> **DIRECTIONS**
Select from the records below every line that has the word "this" in it.

> **RECORD LIST**
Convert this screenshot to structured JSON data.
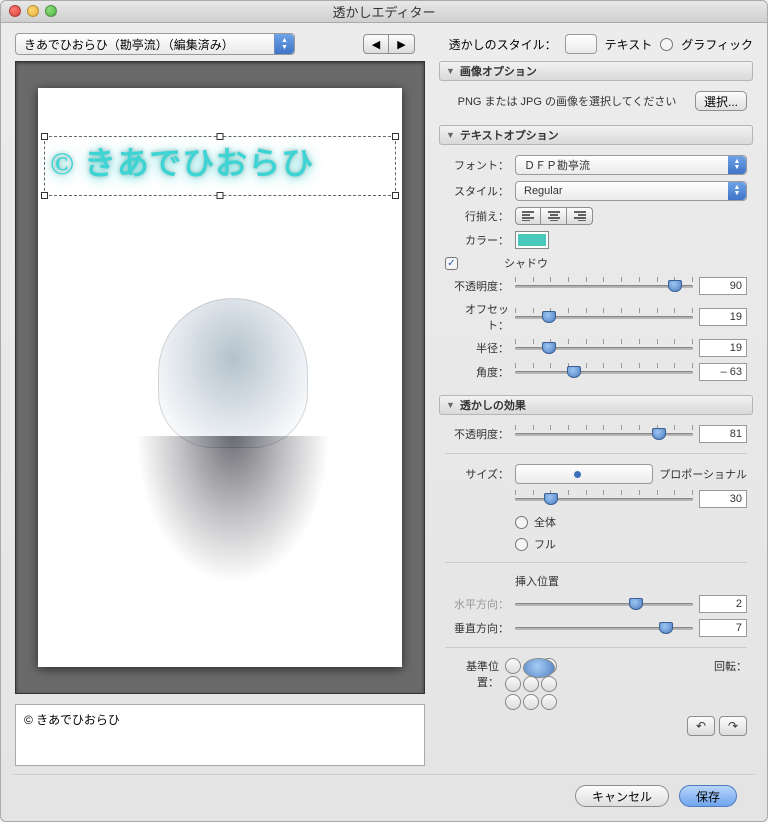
{
  "window": {
    "title": "透かしエディター"
  },
  "preset": {
    "label": "きあでひおらひ（勘亭流）（編集済み）"
  },
  "styleRow": {
    "label": "透かしのスタイル：",
    "text": "テキスト",
    "graphic": "グラフィック"
  },
  "imageOptions": {
    "header": "画像オプション",
    "hint": "PNG または JPG の画像を選択してください",
    "chooseBtn": "選択..."
  },
  "textOptions": {
    "header": "テキストオプション",
    "fontLabel": "フォント：",
    "fontValue": "ＤＦＰ勘亭流",
    "styleLabel": "スタイル：",
    "styleValue": "Regular",
    "alignLabel": "行揃え：",
    "colorLabel": "カラー：",
    "shadowLabel": "シャドウ",
    "opacityLabel": "不透明度：",
    "opacityValue": "90",
    "offsetLabel": "オフセット：",
    "offsetValue": "19",
    "radiusLabel": "半径：",
    "radiusValue": "19",
    "angleLabel": "角度：",
    "angleValue": "– 63"
  },
  "effects": {
    "header": "透かしの効果",
    "opacityLabel": "不透明度：",
    "opacityValue": "81",
    "sizeLabel": "サイズ：",
    "sizeProportional": "プロポーショナル",
    "sizeProportionalValue": "30",
    "sizeFit": "全体",
    "sizeFill": "フル",
    "insetHeader": "挿入位置",
    "hLabel": "水平方向：",
    "hValue": "2",
    "vLabel": "垂直方向：",
    "vValue": "7",
    "anchorLabel": "基準位置：",
    "rotateLabel": "回転："
  },
  "watermarkText": "© きあでひおらひ",
  "textarea": "© きあでひおらひ",
  "buttons": {
    "cancel": "キャンセル",
    "save": "保存"
  }
}
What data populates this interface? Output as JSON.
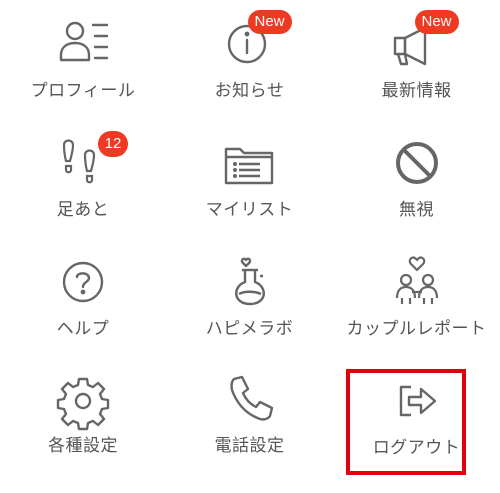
{
  "menu": {
    "items": [
      {
        "label": "プロフィール",
        "icon": "profile-card-icon"
      },
      {
        "label": "お知らせ",
        "icon": "info-icon",
        "badge": "New"
      },
      {
        "label": "最新情報",
        "icon": "megaphone-icon",
        "badge": "New"
      },
      {
        "label": "足あと",
        "icon": "footprints-icon",
        "badge": "12"
      },
      {
        "label": "マイリスト",
        "icon": "folder-list-icon"
      },
      {
        "label": "無視",
        "icon": "prohibited-icon"
      },
      {
        "label": "ヘルプ",
        "icon": "help-icon"
      },
      {
        "label": "ハピメラボ",
        "icon": "flask-heart-icon"
      },
      {
        "label": "カップルレポート",
        "icon": "couple-heart-icon"
      },
      {
        "label": "各種設定",
        "icon": "gear-icon"
      },
      {
        "label": "電話設定",
        "icon": "phone-icon"
      },
      {
        "label": "ログアウト",
        "icon": "logout-icon"
      }
    ]
  },
  "colors": {
    "icon_stroke": "#666666",
    "label_text": "#555555",
    "badge_bg": "#ee3a22",
    "badge_text": "#ffffff",
    "highlight_border": "#e1000f"
  }
}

> **EXERCISE RESULT**
Convert this screenshot to structured JSON data.
What data populates this interface? Output as JSON.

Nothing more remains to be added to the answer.